Your task
From the entries below, copy every line holding the word "title".

Listing
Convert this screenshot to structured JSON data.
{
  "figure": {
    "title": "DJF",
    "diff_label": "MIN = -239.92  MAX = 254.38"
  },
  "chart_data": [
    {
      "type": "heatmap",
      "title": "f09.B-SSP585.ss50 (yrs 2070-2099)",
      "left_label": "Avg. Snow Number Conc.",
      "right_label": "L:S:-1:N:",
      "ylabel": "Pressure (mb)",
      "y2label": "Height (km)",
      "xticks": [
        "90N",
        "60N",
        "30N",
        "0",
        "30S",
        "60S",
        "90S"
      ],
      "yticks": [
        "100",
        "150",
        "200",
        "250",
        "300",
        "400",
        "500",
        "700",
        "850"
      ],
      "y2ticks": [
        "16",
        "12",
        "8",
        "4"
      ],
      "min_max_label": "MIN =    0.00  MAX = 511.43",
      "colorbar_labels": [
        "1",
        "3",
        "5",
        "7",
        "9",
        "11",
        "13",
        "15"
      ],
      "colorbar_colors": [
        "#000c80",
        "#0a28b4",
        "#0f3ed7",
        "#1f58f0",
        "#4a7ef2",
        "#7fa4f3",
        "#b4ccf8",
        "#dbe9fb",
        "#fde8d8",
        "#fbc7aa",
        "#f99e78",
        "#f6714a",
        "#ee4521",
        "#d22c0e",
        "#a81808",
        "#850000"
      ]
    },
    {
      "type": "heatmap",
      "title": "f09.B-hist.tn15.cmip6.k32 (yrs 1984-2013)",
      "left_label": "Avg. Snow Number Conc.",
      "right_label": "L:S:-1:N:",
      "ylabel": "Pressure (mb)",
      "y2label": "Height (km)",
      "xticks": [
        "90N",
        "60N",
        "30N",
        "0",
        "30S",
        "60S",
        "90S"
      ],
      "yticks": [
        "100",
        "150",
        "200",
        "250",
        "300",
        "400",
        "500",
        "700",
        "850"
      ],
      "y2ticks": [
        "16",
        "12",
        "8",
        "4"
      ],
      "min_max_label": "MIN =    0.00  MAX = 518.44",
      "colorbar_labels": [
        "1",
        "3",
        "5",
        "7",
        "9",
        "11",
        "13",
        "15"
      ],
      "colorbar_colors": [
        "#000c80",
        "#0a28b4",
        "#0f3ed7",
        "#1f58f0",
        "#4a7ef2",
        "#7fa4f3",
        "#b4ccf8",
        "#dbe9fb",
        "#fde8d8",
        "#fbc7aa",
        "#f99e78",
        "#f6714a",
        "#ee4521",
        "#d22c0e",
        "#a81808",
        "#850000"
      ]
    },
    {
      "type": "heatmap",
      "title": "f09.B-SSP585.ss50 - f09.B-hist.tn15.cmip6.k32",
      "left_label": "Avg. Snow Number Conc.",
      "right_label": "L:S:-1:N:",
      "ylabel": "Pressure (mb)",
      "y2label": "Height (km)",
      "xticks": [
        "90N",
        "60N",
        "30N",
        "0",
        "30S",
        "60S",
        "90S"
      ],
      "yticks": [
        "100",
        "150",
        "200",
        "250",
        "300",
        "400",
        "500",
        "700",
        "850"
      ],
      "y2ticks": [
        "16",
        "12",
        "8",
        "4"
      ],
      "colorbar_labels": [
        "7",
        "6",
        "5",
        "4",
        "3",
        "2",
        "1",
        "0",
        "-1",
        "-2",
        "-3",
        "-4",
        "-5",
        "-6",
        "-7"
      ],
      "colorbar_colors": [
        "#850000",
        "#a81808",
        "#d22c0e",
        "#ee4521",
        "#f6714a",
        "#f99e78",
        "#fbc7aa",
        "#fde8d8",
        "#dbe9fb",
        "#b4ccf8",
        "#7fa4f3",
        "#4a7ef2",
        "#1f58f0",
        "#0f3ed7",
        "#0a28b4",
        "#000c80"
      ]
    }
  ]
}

Expected answer
    "title": "DJF",
      "title": "f09.B-SSP585.ss50 (yrs 2070-2099)",
      "title": "f09.B-hist.tn15.cmip6.k32 (yrs 1984-2013)",
      "title": "f09.B-SSP585.ss50 - f09.B-hist.tn15.cmip6.k32",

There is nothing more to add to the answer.